* _Work to do_:
Please write out the material below exactly as given.

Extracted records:
* * * * *

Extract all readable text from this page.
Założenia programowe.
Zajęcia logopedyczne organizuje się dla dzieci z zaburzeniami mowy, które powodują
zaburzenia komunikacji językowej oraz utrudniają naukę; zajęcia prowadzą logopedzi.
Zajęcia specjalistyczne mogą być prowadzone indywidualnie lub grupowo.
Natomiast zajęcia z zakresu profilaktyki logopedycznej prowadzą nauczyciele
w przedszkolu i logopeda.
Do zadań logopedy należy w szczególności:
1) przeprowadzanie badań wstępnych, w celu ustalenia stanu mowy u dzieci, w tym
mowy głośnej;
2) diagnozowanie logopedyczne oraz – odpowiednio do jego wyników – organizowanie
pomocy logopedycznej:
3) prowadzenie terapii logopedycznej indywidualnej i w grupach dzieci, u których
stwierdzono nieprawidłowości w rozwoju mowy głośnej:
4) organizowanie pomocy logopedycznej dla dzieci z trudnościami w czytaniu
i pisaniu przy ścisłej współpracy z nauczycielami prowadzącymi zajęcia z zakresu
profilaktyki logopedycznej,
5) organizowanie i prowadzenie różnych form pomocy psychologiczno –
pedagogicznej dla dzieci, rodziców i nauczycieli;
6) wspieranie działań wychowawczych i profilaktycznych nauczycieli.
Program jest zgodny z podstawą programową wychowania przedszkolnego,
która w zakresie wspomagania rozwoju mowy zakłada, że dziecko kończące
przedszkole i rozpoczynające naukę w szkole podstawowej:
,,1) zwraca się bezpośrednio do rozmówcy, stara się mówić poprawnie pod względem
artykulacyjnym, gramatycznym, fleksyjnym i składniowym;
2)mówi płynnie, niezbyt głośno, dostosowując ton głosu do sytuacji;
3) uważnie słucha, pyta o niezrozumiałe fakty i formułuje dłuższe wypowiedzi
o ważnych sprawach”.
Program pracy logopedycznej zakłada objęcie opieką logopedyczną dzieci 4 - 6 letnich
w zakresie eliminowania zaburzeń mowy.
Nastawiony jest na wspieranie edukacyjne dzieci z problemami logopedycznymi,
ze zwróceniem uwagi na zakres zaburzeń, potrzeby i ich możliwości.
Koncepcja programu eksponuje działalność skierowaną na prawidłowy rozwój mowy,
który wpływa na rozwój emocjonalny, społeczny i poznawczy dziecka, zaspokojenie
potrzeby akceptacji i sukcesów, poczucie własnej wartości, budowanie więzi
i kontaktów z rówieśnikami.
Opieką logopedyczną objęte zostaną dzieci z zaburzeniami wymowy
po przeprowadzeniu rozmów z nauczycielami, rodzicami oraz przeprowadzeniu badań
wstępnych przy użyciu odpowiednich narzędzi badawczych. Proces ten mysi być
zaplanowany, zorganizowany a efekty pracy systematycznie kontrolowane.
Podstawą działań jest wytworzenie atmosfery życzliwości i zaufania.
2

* * * * *

* _Solution for this problem_:
Extract all readable text from this page.
Założenia programowe.
Zajęcia logopedyczne organizuje się dla dzieci z zaburzeniami mowy, które powodują
zaburzenia komunikacji językowej oraz utrudniają naukę; zajęcia prowadzą logopedzi.
Zajęcia specjalistyczne mogą być prowadzone indywidualnie lub grupowo.
Natomiast zajęcia z zakresu profilaktyki logopedycznej prowadzą nauczyciele
w przedszkolu i logopeda.
Do zadań logopedy należy w szczególności:
1) przeprowadzanie badań wstępnych, w celu ustalenia stanu mowy u dzieci, w tym
mowy głośnej;
2) diagnozowanie logopedyczne oraz – odpowiednio do jego wyników – organizowanie
pomocy logopedycznej:
3) prowadzenie terapii logopedycznej indywidualnej i w grupach dzieci, u których
stwierdzono nieprawidłowości w rozwoju mowy głośnej:
4) organizowanie pomocy logopedycznej dla dzieci z trudnościami w czytaniu
i pisaniu przy ścisłej współpracy z nauczycielami prowadzącymi zajęcia z zakresu
profilaktyki logopedycznej,
5) organizowanie i prowadzenie różnych form pomocy psychologiczno –
pedagogicznej dla dzieci, rodziców i nauczycieli;
6) wspieranie działań wychowawczych i profilaktycznych nauczycieli.
Program jest zgodny z podstawą programową wychowania przedszkolnego,
która w zakresie wspomagania rozwoju mowy zakłada, że dziecko kończące
przedszkole i rozpoczynające naukę w szkole podstawowej:
,,1) zwraca się bezpośrednio do rozmówcy, stara się mówić poprawnie pod względem
artykulacyjnym, gramatycznym, fleksyjnym i składniowym;
2)mówi płynnie, niezbyt głośno, dostosowując ton głosu do sytuacji;
3) uważnie słucha, pyta o niezrozumiałe fakty i formułuje dłuższe wypowiedzi
o ważnych sprawach”.
Program pracy logopedycznej zakłada objęcie opieką logopedyczną dzieci 4 - 6 letnich
w zakresie eliminowania zaburzeń mowy.
Nastawiony jest na wspieranie edukacyjne dzieci z problemami logopedycznymi,
ze zwróceniem uwagi na zakres zaburzeń, potrzeby i ich możliwości.
Koncepcja programu eksponuje działalność skierowaną na prawidłowy rozwój mowy,
który wpływa na rozwój emocjonalny, społeczny i poznawczy dziecka, zaspokojenie
potrzeby akceptacji i sukcesów, poczucie własnej wartości, budowanie więzi
i kontaktów z rówieśnikami.
Opieką logopedyczną objęte zostaną dzieci z zaburzeniami wymowy
po przeprowadzeniu rozmów z nauczycielami, rodzicami oraz przeprowadzeniu badań
wstępnych przy użyciu odpowiednich narzędzi badawczych. Proces ten mysi być
zaplanowany, zorganizowany a efekty pracy systematycznie kontrolowane.
Podstawą działań jest wytworzenie atmosfery życzliwości i zaufania.
2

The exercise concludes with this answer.